Repeat the records below exactly as they appear.
################
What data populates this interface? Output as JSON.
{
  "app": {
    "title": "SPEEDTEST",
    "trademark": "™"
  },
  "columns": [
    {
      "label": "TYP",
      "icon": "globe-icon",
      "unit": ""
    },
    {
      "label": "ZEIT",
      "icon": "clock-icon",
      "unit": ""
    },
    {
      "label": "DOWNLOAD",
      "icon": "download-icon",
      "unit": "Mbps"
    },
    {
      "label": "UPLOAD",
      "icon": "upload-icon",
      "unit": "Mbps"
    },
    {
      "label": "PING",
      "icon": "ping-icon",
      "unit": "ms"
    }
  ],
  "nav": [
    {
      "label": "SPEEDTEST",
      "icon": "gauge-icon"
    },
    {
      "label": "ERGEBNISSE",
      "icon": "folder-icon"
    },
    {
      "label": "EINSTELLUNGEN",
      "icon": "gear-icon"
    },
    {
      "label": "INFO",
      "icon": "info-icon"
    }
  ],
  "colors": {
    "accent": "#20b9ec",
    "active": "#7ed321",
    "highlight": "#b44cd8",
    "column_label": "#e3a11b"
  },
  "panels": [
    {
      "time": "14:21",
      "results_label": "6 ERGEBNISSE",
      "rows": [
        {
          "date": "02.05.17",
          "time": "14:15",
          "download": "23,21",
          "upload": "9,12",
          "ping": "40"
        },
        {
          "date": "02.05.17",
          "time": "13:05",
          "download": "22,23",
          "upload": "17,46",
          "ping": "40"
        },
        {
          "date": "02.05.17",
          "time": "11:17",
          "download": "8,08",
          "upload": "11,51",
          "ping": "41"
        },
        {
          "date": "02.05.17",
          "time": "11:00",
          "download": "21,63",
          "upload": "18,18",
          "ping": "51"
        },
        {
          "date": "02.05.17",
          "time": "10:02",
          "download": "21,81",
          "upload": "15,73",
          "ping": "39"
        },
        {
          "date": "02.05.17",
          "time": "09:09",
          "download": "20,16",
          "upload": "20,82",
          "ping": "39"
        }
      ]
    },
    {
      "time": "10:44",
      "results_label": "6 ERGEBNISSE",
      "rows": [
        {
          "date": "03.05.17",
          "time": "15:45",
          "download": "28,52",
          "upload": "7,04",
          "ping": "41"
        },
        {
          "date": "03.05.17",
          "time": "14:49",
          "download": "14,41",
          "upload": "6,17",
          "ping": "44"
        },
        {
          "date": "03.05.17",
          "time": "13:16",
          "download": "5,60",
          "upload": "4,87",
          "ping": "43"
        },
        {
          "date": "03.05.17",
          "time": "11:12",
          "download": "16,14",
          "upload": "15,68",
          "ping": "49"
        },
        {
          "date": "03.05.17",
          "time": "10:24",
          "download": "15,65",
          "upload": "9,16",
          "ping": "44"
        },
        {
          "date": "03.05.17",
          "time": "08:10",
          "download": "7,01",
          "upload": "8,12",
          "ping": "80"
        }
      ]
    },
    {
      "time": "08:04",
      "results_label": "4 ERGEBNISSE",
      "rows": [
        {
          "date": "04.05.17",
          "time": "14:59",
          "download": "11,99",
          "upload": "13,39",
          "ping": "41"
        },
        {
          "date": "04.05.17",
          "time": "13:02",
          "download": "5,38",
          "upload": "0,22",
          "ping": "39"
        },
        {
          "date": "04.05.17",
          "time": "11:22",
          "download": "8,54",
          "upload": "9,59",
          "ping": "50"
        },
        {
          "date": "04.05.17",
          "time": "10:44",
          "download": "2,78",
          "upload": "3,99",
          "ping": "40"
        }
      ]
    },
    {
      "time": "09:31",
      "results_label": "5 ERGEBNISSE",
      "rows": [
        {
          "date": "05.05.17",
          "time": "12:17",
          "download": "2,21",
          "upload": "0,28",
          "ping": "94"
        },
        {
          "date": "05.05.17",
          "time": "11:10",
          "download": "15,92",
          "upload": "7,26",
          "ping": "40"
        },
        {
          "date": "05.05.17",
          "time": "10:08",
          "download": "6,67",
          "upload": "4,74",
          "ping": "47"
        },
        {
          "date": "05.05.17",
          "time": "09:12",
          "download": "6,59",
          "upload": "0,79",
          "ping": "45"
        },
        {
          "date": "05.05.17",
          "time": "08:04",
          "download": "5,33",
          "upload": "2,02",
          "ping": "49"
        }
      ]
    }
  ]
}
################
## Complete answer
What data populates this interface? Output as JSON.
{
  "app": {
    "title": "SPEEDTEST",
    "trademark": "™"
  },
  "columns": [
    {
      "label": "TYP",
      "icon": "globe-icon",
      "unit": ""
    },
    {
      "label": "ZEIT",
      "icon": "clock-icon",
      "unit": ""
    },
    {
      "label": "DOWNLOAD",
      "icon": "download-icon",
      "unit": "Mbps"
    },
    {
      "label": "UPLOAD",
      "icon": "upload-icon",
      "unit": "Mbps"
    },
    {
      "label": "PING",
      "icon": "ping-icon",
      "unit": "ms"
    }
  ],
  "nav": [
    {
      "label": "SPEEDTEST",
      "icon": "gauge-icon"
    },
    {
      "label": "ERGEBNISSE",
      "icon": "folder-icon"
    },
    {
      "label": "EINSTELLUNGEN",
      "icon": "gear-icon"
    },
    {
      "label": "INFO",
      "icon": "info-icon"
    }
  ],
  "colors": {
    "accent": "#20b9ec",
    "active": "#7ed321",
    "highlight": "#b44cd8",
    "column_label": "#e3a11b"
  },
  "panels": [
    {
      "time": "14:21",
      "results_label": "6 ERGEBNISSE",
      "rows": [
        {
          "date": "02.05.17",
          "time": "14:15",
          "download": "23,21",
          "upload": "9,12",
          "ping": "40"
        },
        {
          "date": "02.05.17",
          "time": "13:05",
          "download": "22,23",
          "upload": "17,46",
          "ping": "40"
        },
        {
          "date": "02.05.17",
          "time": "11:17",
          "download": "8,08",
          "upload": "11,51",
          "ping": "41"
        },
        {
          "date": "02.05.17",
          "time": "11:00",
          "download": "21,63",
          "upload": "18,18",
          "ping": "51"
        },
        {
          "date": "02.05.17",
          "time": "10:02",
          "download": "21,81",
          "upload": "15,73",
          "ping": "39"
        },
        {
          "date": "02.05.17",
          "time": "09:09",
          "download": "20,16",
          "upload": "20,82",
          "ping": "39"
        }
      ]
    },
    {
      "time": "10:44",
      "results_label": "6 ERGEBNISSE",
      "rows": [
        {
          "date": "03.05.17",
          "time": "15:45",
          "download": "28,52",
          "upload": "7,04",
          "ping": "41"
        },
        {
          "date": "03.05.17",
          "time": "14:49",
          "download": "14,41",
          "upload": "6,17",
          "ping": "44"
        },
        {
          "date": "03.05.17",
          "time": "13:16",
          "download": "5,60",
          "upload": "4,87",
          "ping": "43"
        },
        {
          "date": "03.05.17",
          "time": "11:12",
          "download": "16,14",
          "upload": "15,68",
          "ping": "49"
        },
        {
          "date": "03.05.17",
          "time": "10:24",
          "download": "15,65",
          "upload": "9,16",
          "ping": "44"
        },
        {
          "date": "03.05.17",
          "time": "08:10",
          "download": "7,01",
          "upload": "8,12",
          "ping": "80"
        }
      ]
    },
    {
      "time": "08:04",
      "results_label": "4 ERGEBNISSE",
      "rows": [
        {
          "date": "04.05.17",
          "time": "14:59",
          "download": "11,99",
          "upload": "13,39",
          "ping": "41"
        },
        {
          "date": "04.05.17",
          "time": "13:02",
          "download": "5,38",
          "upload": "0,22",
          "ping": "39"
        },
        {
          "date": "04.05.17",
          "time": "11:22",
          "download": "8,54",
          "upload": "9,59",
          "ping": "50"
        },
        {
          "date": "04.05.17",
          "time": "10:44",
          "download": "2,78",
          "upload": "3,99",
          "ping": "40"
        }
      ]
    },
    {
      "time": "09:31",
      "results_label": "5 ERGEBNISSE",
      "rows": [
        {
          "date": "05.05.17",
          "time": "12:17",
          "download": "2,21",
          "upload": "0,28",
          "ping": "94"
        },
        {
          "date": "05.05.17",
          "time": "11:10",
          "download": "15,92",
          "upload": "7,26",
          "ping": "40"
        },
        {
          "date": "05.05.17",
          "time": "10:08",
          "download": "6,67",
          "upload": "4,74",
          "ping": "47"
        },
        {
          "date": "05.05.17",
          "time": "09:12",
          "download": "6,59",
          "upload": "0,79",
          "ping": "45"
        },
        {
          "date": "05.05.17",
          "time": "08:04",
          "download": "5,33",
          "upload": "2,02",
          "ping": "49"
        }
      ]
    }
  ]
}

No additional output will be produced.